═════ SELECTED TEXT ═════

Saturday 13 April 2013

Lisa Couwenbergh / Hugo van der Goes




Hugo van der Goes
Portinari Triptych
1475
oil on panel
253 x 586 cm



Hugo van der Goes
Portinari Triptych
detail (right panel)


Hugo van der Goes is one of my favorite painters, as well as Rogier van der Weyden, Max Beckmann, Hans Memling, Lucien Freud, Ferdinand Hodler, Dirk Bouts, Grünewald, El Greco, Ghirlandaio, Lucas Cranach, Mantegna, Holbein, Philips Koninck, Fouquet, Clara Peeters, Zurbarán, Giorgio de Chirico, Vermeer, Mondrian, Fra Angelico, Caspar David Friedrich, Philip Guston, Georf Flegel, Balthasar van der Ast, etc, etc.

═════ AVAILABLE DATA ═════

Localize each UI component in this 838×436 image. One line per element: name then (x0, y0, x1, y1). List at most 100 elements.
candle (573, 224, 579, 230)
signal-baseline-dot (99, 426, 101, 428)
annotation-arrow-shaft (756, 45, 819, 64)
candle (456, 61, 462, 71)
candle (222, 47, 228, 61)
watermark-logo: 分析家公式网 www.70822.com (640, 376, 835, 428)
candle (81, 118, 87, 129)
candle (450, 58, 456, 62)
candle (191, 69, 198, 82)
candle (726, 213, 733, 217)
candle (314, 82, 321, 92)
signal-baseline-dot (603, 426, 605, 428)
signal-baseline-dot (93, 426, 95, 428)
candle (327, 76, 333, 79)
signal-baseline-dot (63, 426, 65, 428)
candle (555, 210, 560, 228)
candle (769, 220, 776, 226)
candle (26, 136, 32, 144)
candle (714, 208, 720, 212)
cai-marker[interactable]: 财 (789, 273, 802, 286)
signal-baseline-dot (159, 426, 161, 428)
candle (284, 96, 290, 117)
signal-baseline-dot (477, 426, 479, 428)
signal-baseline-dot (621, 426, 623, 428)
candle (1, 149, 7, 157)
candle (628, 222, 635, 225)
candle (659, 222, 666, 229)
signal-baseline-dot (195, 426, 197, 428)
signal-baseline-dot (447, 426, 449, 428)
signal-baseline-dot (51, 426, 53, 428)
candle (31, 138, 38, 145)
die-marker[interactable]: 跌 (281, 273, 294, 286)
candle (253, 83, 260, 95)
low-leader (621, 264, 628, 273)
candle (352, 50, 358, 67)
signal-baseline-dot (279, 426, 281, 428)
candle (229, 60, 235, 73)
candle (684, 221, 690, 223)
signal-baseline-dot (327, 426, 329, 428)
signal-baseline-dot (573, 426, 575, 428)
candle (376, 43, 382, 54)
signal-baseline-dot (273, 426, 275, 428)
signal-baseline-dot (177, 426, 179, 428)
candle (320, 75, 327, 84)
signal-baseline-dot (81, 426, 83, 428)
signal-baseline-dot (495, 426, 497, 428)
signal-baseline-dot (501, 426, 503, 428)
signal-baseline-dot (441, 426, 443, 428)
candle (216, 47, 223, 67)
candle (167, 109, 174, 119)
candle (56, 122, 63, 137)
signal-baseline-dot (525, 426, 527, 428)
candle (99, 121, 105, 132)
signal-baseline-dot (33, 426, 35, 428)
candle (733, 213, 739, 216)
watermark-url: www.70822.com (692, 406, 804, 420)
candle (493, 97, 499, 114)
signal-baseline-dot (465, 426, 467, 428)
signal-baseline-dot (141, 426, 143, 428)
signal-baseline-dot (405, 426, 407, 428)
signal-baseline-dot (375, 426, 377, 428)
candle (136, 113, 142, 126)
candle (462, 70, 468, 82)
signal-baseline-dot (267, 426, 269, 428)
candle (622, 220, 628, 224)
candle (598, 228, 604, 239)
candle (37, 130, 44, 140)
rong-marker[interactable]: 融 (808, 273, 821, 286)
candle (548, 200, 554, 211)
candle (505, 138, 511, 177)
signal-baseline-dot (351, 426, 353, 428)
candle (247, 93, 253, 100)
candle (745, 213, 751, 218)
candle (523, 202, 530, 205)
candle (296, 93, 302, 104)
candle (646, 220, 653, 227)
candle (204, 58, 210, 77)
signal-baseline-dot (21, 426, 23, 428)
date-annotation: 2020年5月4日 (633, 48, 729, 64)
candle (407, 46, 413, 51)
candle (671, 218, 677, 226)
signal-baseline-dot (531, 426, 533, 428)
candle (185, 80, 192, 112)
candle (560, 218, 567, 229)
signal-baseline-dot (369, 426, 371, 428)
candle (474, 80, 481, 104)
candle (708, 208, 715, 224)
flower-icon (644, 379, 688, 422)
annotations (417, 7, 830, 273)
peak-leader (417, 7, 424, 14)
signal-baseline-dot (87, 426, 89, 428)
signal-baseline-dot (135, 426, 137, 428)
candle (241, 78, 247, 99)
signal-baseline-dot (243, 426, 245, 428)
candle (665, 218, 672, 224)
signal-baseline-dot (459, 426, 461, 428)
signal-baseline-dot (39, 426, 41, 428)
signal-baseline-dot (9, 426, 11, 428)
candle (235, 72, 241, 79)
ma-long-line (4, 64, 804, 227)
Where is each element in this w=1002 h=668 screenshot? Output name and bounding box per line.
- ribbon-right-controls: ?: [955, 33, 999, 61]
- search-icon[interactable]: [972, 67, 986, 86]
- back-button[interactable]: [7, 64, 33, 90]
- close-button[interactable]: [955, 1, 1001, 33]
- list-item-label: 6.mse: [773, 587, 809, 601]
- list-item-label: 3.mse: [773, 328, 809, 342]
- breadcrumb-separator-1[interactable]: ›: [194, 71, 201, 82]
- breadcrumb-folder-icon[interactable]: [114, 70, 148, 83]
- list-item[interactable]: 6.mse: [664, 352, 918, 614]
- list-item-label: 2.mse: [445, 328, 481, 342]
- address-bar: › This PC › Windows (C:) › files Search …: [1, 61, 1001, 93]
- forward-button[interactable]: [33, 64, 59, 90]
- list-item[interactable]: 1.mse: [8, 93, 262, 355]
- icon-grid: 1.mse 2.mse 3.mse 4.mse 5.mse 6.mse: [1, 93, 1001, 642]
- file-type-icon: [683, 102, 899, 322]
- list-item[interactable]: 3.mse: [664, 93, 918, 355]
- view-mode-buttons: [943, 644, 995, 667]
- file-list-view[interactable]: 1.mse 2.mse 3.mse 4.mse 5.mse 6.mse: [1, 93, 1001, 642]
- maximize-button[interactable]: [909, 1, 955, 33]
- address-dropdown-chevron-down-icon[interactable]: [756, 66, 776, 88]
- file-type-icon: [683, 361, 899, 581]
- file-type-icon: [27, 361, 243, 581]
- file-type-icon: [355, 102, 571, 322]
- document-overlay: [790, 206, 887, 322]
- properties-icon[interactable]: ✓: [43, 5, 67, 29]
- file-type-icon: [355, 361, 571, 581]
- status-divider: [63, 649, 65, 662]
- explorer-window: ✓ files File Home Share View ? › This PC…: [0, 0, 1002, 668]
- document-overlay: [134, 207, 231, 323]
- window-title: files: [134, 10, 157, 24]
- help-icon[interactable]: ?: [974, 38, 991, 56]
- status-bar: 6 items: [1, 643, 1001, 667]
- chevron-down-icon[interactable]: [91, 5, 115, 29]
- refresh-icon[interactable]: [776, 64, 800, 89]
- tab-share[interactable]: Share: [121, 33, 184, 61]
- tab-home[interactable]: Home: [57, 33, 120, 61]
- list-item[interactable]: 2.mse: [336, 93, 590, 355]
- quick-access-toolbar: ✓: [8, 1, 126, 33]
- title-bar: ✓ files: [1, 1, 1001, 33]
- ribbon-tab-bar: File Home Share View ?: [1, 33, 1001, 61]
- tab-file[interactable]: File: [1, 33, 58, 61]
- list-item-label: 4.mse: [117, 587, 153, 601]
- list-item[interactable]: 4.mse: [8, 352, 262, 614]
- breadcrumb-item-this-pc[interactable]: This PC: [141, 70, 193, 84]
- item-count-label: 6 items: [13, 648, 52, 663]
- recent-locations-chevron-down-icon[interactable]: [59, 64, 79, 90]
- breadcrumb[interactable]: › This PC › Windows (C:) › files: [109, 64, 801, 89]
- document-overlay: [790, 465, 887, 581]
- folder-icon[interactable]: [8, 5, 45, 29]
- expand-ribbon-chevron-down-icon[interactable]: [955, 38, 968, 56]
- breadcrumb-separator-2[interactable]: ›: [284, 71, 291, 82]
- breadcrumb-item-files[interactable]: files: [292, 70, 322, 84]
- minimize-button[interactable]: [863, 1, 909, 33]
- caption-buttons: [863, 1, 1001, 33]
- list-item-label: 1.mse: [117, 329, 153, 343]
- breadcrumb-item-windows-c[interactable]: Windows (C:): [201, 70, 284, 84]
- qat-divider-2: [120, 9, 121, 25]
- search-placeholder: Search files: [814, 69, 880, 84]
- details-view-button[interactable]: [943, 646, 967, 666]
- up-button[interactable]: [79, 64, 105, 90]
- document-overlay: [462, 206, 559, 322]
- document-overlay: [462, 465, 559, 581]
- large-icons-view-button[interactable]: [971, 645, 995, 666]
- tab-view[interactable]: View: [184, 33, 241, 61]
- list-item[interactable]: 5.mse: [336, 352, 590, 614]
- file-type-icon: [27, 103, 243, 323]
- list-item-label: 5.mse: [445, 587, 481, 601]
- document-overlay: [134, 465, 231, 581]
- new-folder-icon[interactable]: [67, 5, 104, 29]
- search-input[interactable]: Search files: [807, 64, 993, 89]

═════

* _THINGS TO DO_:
1 > Please copy the records without changes, starting at their first line and stopping after the line that contains "candle (769, 220, 776, 226)".
2 > Carry on writing the post about Hugo van der Goes and the Portinari Triptych from its last line.

* _IN RESPONSE_:
1 >
Localize each UI component in this 838×436 image. One line per element: name then (x0, y0, x1, y1). List at most 100 elements.
candle (573, 224, 579, 230)
signal-baseline-dot (99, 426, 101, 428)
annotation-arrow-shaft (756, 45, 819, 64)
candle (456, 61, 462, 71)
candle (222, 47, 228, 61)
watermark-logo: 分析家公式网 www.70822.com (640, 376, 835, 428)
candle (81, 118, 87, 129)
candle (450, 58, 456, 62)
candle (191, 69, 198, 82)
candle (726, 213, 733, 217)
candle (314, 82, 321, 92)
signal-baseline-dot (603, 426, 605, 428)
signal-baseline-dot (93, 426, 95, 428)
candle (327, 76, 333, 79)
signal-baseline-dot (63, 426, 65, 428)
candle (555, 210, 560, 228)
candle (769, 220, 776, 226)

2 >
On the side panel of the Portinari Triptych by Hugo van der Goes in the Uffizi in Florence, you see the saints Margaret and Mary Magdalene. Smaller portrayed are Maria Portinari, the wife of the one who commissioned the triptych, with her daughter Margaret. Between mother and daughter, a huge monster emerges. Curiously enough, in most descriptions of the painting that monster is not noticed. It looks much like a toad. Toads were granted magical powers. St Margaret would have been swallowed by a monster and then spewed out again. That symbolizes the power of overcoming the darkness of the subconscious.
 
My painting 'The Cabinet' is also populated with monsters. They have no symbolic meaning, but they arose while painting, from the subconscious.


Lisa Couwenbergh, 2013




Lisa Couwenbergh (NL)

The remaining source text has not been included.